# Your objective
Find every line below that contains the word "Numbered" and copy it out.

* START *

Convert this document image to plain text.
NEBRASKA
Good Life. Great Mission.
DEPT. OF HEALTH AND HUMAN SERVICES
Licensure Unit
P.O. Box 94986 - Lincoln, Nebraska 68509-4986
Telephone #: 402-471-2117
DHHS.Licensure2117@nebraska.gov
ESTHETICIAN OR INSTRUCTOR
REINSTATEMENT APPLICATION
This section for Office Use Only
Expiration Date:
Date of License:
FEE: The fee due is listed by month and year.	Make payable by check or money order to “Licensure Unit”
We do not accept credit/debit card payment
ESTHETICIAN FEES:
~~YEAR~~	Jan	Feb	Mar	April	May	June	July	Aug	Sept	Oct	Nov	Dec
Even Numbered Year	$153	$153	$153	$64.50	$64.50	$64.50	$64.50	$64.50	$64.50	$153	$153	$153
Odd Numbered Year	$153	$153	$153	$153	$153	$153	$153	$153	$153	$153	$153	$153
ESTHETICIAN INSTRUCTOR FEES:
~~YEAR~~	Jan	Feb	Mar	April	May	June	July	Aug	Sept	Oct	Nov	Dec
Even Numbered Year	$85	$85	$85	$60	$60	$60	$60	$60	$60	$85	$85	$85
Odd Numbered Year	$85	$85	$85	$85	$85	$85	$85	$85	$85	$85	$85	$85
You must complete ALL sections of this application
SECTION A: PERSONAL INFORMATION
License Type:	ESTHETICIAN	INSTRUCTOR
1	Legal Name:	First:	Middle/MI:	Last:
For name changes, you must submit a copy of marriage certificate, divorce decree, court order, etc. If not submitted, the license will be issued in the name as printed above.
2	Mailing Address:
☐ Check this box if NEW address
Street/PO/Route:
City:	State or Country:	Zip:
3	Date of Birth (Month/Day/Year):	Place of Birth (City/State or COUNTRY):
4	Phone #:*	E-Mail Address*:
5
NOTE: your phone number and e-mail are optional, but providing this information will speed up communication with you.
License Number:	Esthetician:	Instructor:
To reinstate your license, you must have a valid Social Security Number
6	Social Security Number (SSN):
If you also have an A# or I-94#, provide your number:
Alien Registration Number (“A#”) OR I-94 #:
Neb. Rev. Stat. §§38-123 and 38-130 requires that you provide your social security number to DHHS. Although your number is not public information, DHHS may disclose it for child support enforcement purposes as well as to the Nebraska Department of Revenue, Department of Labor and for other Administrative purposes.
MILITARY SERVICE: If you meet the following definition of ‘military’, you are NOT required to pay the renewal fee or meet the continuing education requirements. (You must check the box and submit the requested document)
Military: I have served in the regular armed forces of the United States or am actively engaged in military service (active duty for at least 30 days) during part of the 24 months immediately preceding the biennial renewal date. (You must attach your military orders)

* END *

# Written solution
Even Numbered Year	$153	$153	$153	$64.50	$64.50	$64.50	$64.50	$64.50	$64.50	$153	$153	$153
Odd Numbered Year	$153	$153	$153	$153	$153	$153	$153	$153	$153	$153	$153	$153
Even Numbered Year	$85	$85	$85	$60	$60	$60	$60	$60	$60	$85	$85	$85
Odd Numbered Year	$85	$85	$85	$85	$85	$85	$85	$85	$85	$85	$85	$85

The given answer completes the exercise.